* DATA TO USE
○ ○ ○ ○ ○
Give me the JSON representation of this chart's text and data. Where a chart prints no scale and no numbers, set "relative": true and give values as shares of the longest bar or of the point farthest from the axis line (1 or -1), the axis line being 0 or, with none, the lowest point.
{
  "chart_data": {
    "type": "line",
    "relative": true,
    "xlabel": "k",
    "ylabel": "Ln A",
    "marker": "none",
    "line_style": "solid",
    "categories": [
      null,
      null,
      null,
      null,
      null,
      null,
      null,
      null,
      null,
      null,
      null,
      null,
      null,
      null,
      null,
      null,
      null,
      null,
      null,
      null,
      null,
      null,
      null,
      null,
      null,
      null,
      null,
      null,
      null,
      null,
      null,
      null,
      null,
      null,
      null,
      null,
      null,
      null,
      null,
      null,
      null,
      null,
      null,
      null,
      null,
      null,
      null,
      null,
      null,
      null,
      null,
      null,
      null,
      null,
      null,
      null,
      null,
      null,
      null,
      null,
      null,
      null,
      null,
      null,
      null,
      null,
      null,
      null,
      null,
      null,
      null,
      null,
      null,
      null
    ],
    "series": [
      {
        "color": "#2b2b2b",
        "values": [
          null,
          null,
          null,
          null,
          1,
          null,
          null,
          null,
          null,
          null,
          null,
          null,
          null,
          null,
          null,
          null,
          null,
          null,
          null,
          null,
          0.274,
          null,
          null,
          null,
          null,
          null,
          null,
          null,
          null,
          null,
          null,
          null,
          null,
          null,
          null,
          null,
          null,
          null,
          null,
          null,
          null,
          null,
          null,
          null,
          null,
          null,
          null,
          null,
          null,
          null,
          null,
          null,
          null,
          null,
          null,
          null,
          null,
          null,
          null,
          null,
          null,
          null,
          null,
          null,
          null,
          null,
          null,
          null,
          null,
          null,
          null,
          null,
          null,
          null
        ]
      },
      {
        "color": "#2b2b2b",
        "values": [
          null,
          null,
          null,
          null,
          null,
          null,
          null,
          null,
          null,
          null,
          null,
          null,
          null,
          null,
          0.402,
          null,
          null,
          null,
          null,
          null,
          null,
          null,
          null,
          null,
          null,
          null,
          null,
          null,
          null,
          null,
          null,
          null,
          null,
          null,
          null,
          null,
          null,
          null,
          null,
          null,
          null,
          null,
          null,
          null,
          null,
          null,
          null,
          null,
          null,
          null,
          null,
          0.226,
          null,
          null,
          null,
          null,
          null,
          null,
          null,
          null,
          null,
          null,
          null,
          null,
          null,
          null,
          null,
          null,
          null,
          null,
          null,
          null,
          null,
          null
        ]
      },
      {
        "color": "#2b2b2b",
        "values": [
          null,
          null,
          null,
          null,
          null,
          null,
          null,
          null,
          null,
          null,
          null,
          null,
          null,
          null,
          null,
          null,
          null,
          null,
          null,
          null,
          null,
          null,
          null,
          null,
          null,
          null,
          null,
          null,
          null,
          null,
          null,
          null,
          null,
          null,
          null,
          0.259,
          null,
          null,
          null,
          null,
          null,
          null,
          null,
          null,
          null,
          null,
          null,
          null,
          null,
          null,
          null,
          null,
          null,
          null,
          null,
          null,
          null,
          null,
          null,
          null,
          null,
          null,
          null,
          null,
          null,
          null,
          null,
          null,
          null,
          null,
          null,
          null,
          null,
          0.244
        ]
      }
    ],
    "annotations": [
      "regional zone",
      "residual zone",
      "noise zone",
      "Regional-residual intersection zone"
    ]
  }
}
○ ○ ○ ○ ○
* EXERCISE DETAILS
Write out the complete set of records exactly as given.

* THE RESPONSE
Give me the JSON representation of this chart's text and data. Where a chart prints no scale and no numbers, set "relative": true and give values as shares of the longest bar or of the point farthest from the axis line (1 or -1), the axis line being 0 or, with none, the lowest point.
{
  "chart_data": {
    "type": "line",
    "relative": true,
    "xlabel": "k",
    "ylabel": "Ln A",
    "marker": "none",
    "line_style": "solid",
    "categories": [
      null,
      null,
      null,
      null,
      null,
      null,
      null,
      null,
      null,
      null,
      null,
      null,
      null,
      null,
      null,
      null,
      null,
      null,
      null,
      null,
      null,
      null,
      null,
      null,
      null,
      null,
      null,
      null,
      null,
      null,
      null,
      null,
      null,
      null,
      null,
      null,
      null,
      null,
      null,
      null,
      null,
      null,
      null,
      null,
      null,
      null,
      null,
      null,
      null,
      null,
      null,
      null,
      null,
      null,
      null,
      null,
      null,
      null,
      null,
      null,
      null,
      null,
      null,
      null,
      null,
      null,
      null,
      null,
      null,
      null,
      null,
      null,
      null,
      null
    ],
    "series": [
      {
        "color": "#2b2b2b",
        "values": [
          null,
          null,
          null,
          null,
          1,
          null,
          null,
          null,
          null,
          null,
          null,
          null,
          null,
          null,
          null,
          null,
          null,
          null,
          null,
          null,
          0.274,
          null,
          null,
          null,
          null,
          null,
          null,
          null,
          null,
          null,
          null,
          null,
          null,
          null,
          null,
          null,
          null,
          null,
          null,
          null,
          null,
          null,
          null,
          null,
          null,
          null,
          null,
          null,
          null,
          null,
          null,
          null,
          null,
          null,
          null,
          null,
          null,
          null,
          null,
          null,
          null,
          null,
          null,
          null,
          null,
          null,
          null,
          null,
          null,
          null,
          null,
          null,
          null,
          null
        ]
      },
      {
        "color": "#2b2b2b",
        "values": [
          null,
          null,
          null,
          null,
          null,
          null,
          null,
          null,
          null,
          null,
          null,
          null,
          null,
          null,
          0.402,
          null,
          null,
          null,
          null,
          null,
          null,
          null,
          null,
          null,
          null,
          null,
          null,
          null,
          null,
          null,
          null,
          null,
          null,
          null,
          null,
          null,
          null,
          null,
          null,
          null,
          null,
          null,
          null,
          null,
          null,
          null,
          null,
          null,
          null,
          null,
          null,
          0.226,
          null,
          null,
          null,
          null,
          null,
          null,
          null,
          null,
          null,
          null,
          null,
          null,
          null,
          null,
          null,
          null,
          null,
          null,
          null,
          null,
          null,
          null
        ]
      },
      {
        "color": "#2b2b2b",
        "values": [
          null,
          null,
          null,
          null,
          null,
          null,
          null,
          null,
          null,
          null,
          null,
          null,
          null,
          null,
          null,
          null,
          null,
          null,
          null,
          null,
          null,
          null,
          null,
          null,
          null,
          null,
          null,
          null,
          null,
          null,
          null,
          null,
          null,
          null,
          null,
          0.259,
          null,
          null,
          null,
          null,
          null,
          null,
          null,
          null,
          null,
          null,
          null,
          null,
          null,
          null,
          null,
          null,
          null,
          null,
          null,
          null,
          null,
          null,
          null,
          null,
          null,
          null,
          null,
          null,
          null,
          null,
          null,
          null,
          null,
          null,
          null,
          null,
          null,
          0.244
        ]
      }
    ],
    "annotations": [
      "regional zone",
      "residual zone",
      "noise zone",
      "Regional-residual intersection zone"
    ]
  }
}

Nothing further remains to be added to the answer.